--- start ---

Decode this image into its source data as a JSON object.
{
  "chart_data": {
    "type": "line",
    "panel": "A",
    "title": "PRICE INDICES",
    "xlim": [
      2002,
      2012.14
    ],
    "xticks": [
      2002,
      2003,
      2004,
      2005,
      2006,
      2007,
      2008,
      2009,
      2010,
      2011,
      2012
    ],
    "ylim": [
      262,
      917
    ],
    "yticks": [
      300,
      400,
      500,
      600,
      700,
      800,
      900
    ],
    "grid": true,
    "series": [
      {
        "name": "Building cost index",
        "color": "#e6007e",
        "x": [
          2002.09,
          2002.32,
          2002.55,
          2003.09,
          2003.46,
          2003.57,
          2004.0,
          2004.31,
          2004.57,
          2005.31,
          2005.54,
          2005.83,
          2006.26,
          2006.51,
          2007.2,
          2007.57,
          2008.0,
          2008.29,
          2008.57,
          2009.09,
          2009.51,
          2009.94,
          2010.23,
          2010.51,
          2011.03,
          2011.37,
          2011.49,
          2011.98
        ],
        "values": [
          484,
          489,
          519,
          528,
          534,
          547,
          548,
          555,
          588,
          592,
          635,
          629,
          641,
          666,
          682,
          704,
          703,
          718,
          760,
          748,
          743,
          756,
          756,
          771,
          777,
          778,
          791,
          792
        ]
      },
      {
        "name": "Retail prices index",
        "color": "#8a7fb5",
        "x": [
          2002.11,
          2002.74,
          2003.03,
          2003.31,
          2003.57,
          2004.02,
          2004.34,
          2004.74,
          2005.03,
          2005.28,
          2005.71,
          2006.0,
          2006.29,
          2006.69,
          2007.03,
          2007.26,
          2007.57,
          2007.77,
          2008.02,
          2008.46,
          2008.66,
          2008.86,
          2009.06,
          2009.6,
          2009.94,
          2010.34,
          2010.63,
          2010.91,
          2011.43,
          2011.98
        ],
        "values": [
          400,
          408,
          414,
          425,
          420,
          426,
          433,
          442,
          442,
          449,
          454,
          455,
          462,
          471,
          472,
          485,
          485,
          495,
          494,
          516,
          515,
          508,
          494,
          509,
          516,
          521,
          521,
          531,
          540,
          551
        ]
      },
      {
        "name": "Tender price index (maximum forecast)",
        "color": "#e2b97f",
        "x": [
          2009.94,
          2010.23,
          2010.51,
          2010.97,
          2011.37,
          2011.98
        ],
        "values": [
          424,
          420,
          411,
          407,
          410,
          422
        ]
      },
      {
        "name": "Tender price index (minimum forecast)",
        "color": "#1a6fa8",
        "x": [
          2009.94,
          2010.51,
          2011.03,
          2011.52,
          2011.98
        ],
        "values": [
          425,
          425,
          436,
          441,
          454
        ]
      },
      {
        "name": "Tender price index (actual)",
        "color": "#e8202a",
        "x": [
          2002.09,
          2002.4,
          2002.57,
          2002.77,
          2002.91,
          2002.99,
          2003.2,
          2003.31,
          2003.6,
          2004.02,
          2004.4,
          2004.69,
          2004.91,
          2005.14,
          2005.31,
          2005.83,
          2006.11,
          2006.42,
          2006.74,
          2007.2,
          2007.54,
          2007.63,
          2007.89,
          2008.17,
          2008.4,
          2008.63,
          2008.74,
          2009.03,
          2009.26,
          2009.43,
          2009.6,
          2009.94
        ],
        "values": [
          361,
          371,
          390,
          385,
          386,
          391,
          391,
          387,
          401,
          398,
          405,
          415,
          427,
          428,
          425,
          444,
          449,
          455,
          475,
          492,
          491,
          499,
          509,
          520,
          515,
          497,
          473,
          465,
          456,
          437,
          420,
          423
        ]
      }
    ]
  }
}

--- end ---
--- start ---

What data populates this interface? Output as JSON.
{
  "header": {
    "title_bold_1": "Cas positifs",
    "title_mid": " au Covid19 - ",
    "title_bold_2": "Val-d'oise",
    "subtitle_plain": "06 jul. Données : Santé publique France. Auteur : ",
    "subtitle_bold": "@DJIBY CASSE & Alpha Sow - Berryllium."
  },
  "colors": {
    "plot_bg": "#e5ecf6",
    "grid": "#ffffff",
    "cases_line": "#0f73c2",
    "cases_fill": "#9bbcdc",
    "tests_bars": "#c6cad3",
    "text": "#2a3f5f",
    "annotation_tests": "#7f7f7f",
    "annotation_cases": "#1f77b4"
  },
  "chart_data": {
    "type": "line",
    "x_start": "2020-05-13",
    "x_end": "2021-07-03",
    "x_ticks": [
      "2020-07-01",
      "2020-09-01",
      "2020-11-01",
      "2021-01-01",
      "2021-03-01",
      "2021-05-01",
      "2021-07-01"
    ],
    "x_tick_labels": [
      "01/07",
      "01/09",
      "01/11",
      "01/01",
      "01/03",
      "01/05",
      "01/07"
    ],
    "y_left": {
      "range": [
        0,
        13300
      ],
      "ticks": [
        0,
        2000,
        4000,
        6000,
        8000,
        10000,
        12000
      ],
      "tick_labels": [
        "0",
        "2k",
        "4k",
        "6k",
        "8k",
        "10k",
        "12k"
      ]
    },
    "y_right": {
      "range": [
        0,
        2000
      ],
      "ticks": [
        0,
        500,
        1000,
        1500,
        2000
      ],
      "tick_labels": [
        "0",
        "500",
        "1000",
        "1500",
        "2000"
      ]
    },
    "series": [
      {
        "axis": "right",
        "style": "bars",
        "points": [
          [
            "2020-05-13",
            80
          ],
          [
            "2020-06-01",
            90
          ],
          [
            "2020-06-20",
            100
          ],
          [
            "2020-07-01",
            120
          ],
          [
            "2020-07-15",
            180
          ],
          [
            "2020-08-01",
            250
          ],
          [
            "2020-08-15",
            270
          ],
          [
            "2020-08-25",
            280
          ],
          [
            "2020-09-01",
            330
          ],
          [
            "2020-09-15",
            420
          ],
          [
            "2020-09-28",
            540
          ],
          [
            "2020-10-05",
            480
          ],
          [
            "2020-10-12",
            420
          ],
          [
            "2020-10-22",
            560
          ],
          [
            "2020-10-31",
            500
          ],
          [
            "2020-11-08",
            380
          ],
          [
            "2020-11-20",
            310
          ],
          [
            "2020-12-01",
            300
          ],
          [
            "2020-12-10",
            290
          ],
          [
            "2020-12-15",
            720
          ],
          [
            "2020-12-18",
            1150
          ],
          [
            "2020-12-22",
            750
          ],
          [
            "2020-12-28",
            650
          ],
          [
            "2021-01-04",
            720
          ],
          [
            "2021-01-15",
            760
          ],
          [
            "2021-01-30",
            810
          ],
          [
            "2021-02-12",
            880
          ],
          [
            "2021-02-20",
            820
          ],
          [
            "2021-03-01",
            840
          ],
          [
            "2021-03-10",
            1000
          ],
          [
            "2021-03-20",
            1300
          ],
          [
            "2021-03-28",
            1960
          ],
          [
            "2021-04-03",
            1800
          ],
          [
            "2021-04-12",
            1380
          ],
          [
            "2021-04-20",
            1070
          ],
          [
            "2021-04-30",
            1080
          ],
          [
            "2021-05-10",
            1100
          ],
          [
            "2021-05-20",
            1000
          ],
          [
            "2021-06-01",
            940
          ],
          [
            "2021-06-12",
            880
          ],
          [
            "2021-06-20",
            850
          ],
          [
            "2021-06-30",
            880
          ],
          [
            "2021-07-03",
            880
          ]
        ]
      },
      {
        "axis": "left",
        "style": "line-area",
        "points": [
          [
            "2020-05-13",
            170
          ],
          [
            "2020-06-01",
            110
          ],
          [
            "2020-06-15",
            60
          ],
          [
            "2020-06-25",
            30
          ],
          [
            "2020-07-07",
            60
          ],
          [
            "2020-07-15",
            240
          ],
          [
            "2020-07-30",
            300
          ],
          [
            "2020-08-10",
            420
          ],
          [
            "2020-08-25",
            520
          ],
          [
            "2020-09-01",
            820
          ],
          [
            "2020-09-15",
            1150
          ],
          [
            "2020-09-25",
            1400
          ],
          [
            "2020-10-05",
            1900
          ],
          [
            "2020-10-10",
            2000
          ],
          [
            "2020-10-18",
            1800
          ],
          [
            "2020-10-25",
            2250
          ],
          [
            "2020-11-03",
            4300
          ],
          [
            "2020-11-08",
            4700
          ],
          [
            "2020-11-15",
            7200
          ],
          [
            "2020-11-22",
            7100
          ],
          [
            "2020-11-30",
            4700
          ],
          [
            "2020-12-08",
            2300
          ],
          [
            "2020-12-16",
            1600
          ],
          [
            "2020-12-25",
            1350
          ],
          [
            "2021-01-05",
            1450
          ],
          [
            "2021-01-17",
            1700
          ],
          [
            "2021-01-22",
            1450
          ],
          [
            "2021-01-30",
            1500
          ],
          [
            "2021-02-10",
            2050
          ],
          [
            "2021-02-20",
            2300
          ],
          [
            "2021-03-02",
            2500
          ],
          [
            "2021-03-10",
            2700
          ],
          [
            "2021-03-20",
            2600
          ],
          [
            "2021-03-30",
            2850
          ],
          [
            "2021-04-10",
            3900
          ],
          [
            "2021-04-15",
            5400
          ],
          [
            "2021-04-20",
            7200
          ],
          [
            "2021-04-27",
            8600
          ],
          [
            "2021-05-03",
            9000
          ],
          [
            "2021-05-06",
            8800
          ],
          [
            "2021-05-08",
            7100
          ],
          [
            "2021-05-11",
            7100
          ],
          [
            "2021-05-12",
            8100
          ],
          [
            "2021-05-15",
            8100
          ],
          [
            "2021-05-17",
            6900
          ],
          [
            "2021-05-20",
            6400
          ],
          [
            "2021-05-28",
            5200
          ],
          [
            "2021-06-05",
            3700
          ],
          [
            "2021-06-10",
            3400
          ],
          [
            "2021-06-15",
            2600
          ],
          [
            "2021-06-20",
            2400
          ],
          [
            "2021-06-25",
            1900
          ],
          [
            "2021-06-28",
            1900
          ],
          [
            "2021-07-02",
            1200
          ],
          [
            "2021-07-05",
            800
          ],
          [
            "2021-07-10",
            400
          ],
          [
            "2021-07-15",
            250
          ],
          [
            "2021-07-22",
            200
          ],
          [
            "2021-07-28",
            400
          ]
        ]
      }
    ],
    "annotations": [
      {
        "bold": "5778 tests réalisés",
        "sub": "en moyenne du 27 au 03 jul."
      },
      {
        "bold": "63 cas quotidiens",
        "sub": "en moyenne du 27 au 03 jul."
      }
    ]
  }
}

--- end ---

# [TASK REQUIREMENTS]
Each line above that holds the string "JSON" should be copied and shown.

# [ANSWER TO THIS TASK]
Decode this image into its source data as a JSON object.
What data populates this interface? Output as JSON.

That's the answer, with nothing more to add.